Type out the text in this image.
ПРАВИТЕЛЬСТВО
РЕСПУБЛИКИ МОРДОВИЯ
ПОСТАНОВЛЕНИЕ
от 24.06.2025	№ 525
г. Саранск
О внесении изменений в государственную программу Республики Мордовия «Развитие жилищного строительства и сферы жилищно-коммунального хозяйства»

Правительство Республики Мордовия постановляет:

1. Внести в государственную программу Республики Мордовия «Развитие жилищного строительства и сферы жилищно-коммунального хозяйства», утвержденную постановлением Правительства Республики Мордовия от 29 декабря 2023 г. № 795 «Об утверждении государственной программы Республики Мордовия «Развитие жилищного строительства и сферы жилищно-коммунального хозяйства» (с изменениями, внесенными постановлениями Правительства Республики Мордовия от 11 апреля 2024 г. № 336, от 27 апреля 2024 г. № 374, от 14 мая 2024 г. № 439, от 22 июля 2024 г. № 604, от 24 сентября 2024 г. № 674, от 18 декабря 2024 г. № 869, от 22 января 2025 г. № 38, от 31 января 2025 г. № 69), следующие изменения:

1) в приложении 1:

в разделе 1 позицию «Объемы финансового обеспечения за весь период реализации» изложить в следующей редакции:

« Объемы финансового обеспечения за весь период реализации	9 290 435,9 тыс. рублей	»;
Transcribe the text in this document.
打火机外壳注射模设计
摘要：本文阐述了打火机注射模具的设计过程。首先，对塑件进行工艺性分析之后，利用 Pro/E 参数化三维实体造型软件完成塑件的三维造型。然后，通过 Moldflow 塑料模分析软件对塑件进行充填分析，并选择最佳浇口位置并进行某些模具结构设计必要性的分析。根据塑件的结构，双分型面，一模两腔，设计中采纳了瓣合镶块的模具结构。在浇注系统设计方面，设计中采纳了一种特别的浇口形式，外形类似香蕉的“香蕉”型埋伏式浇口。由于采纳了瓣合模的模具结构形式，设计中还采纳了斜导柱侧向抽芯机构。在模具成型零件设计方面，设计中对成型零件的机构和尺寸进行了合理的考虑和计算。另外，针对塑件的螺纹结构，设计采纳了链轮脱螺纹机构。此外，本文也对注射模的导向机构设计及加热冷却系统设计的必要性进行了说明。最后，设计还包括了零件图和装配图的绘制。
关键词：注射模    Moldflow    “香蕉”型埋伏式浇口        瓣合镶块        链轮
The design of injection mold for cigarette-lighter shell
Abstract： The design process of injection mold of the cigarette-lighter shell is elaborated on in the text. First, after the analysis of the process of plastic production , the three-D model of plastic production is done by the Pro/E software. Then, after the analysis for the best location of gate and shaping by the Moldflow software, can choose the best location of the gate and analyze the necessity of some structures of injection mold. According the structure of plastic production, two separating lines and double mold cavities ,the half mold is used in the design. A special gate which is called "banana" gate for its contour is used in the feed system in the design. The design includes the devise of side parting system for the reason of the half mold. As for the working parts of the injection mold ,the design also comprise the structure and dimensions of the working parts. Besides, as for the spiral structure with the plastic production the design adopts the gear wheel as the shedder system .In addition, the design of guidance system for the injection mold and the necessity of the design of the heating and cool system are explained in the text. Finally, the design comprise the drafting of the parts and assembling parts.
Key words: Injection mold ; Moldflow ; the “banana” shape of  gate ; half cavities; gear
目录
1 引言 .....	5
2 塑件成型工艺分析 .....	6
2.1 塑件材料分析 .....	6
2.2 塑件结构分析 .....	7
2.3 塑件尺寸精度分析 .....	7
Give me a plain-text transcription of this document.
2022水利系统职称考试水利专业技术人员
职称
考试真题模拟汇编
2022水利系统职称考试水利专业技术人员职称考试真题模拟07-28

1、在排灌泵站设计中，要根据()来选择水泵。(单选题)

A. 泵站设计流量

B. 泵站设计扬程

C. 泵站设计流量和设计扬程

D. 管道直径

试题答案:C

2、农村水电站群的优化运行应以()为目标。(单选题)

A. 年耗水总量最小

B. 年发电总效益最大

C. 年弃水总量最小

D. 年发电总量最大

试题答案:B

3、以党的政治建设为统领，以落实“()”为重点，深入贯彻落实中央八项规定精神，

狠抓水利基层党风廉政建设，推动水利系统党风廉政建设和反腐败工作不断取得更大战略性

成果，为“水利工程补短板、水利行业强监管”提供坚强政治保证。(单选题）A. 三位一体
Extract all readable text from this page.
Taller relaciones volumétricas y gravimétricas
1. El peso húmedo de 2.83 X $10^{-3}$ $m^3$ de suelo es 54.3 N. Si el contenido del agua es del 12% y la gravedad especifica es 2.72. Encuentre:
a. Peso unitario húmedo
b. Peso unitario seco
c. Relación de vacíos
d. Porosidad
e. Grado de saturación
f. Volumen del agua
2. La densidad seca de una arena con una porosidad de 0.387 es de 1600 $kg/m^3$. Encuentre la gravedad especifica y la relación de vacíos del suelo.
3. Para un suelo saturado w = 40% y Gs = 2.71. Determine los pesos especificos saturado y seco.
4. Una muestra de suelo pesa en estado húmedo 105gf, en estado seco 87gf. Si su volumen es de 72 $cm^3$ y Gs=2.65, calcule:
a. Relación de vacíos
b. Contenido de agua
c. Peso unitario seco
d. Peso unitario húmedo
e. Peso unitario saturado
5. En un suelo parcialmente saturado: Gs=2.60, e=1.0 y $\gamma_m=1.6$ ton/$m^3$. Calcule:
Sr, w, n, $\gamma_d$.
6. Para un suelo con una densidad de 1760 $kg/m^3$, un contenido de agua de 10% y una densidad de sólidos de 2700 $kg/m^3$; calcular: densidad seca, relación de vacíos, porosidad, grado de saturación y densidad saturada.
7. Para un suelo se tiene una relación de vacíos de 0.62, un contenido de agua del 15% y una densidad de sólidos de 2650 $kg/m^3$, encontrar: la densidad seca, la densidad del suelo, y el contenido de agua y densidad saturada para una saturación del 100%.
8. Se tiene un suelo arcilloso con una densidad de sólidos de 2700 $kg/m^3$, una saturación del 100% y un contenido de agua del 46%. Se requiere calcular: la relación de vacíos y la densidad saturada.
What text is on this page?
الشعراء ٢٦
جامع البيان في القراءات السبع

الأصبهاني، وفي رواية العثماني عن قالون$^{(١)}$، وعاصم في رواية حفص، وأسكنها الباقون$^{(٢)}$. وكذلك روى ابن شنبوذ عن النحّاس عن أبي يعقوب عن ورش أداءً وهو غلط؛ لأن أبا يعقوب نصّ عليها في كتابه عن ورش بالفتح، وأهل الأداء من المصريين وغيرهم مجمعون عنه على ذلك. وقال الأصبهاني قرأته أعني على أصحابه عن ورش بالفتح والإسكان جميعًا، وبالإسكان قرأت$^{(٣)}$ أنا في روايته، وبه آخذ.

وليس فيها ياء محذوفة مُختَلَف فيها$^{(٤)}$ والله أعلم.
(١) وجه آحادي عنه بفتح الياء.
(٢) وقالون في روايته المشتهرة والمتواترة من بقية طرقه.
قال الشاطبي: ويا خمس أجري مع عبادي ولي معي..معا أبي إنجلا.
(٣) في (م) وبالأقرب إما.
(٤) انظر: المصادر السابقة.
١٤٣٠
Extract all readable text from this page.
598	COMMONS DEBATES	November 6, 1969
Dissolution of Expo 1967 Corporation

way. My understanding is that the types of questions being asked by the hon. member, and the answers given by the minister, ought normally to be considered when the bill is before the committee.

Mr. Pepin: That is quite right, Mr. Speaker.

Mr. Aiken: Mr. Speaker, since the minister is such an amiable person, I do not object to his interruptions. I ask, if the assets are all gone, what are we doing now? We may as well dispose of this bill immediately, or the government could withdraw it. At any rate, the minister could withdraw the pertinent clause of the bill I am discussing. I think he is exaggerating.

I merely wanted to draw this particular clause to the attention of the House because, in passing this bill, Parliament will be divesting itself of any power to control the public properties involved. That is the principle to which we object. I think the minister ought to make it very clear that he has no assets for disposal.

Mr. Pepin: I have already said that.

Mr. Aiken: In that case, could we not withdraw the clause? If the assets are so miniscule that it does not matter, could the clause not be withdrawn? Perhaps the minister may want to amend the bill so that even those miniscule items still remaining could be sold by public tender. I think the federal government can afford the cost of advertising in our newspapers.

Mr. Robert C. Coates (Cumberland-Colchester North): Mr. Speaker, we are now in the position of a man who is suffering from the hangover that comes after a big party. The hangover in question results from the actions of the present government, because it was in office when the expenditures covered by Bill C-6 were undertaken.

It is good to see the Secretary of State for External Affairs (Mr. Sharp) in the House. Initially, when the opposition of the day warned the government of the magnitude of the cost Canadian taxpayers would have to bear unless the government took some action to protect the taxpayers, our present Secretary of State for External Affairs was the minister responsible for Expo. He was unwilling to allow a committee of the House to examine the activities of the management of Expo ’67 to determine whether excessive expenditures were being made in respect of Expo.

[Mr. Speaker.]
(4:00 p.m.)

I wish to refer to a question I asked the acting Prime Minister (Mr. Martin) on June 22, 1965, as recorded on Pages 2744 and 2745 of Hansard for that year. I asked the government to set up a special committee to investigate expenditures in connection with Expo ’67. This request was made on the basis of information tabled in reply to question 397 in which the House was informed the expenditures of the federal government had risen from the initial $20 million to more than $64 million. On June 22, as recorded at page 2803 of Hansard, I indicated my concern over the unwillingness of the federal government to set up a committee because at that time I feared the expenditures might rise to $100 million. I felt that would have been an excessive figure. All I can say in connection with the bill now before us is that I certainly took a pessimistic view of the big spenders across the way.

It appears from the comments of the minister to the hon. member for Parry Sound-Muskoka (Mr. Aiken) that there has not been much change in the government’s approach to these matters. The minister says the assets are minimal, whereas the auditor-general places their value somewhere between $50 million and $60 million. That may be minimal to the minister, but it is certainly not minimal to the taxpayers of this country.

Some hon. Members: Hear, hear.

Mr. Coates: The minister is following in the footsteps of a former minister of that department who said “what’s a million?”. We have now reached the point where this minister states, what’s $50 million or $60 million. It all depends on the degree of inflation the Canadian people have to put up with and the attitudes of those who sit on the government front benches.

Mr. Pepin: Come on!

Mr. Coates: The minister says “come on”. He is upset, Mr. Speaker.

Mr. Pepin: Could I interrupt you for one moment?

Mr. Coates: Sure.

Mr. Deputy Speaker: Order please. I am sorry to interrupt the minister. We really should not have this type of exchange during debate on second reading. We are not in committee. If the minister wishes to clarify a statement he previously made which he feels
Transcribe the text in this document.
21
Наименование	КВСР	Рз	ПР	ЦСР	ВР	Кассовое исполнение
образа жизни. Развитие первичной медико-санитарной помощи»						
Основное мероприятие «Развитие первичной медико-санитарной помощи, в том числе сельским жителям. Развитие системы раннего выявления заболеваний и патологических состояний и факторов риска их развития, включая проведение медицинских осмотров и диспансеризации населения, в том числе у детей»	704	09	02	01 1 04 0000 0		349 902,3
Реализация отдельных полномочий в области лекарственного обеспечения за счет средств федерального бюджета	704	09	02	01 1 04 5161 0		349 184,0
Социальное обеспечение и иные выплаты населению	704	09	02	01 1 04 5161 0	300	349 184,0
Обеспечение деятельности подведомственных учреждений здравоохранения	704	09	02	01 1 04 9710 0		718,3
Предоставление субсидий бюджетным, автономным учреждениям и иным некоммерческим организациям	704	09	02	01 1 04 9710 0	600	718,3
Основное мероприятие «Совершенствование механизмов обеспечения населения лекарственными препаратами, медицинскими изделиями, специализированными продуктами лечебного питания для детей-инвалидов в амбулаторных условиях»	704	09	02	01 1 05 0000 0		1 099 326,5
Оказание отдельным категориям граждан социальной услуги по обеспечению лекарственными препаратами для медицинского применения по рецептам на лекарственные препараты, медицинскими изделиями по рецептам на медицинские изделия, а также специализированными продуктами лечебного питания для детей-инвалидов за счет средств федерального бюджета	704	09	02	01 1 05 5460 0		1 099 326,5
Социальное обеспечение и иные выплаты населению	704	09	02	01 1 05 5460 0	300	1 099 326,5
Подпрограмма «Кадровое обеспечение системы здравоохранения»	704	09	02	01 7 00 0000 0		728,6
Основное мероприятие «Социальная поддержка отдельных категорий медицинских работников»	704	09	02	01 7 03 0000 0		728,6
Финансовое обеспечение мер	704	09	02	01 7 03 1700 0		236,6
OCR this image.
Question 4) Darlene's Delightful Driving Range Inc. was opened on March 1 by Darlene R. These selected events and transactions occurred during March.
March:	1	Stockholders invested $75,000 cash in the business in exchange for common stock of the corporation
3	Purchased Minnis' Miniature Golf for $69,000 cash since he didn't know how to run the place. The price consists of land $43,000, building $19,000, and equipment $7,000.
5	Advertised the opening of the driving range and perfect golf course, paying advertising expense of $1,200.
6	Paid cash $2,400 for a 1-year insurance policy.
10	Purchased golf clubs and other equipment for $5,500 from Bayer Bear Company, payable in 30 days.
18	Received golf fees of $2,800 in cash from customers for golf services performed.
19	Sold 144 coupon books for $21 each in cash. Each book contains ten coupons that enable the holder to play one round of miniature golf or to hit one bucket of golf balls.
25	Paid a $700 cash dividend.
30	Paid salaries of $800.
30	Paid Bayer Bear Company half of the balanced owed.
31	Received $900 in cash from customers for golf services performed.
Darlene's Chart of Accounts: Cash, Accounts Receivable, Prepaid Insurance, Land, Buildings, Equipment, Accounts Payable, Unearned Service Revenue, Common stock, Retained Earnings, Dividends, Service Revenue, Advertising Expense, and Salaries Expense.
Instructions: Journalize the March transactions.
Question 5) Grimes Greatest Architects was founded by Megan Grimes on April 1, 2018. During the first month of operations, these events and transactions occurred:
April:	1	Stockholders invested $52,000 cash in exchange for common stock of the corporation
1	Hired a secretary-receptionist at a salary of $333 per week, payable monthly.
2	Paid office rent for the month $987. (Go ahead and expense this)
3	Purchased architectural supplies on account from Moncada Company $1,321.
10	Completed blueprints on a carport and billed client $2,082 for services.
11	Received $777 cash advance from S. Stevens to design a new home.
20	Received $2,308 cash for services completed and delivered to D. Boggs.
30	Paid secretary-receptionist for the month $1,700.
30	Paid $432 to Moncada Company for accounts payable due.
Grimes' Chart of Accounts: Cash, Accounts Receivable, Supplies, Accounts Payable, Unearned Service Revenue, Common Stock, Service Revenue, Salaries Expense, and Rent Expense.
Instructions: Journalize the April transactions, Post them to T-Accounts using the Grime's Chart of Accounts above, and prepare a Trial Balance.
● ● ● ●
• [Given exercise]: Count the lines above that contain the word "Instructions". Give only the number.

• [Exercise result]: 2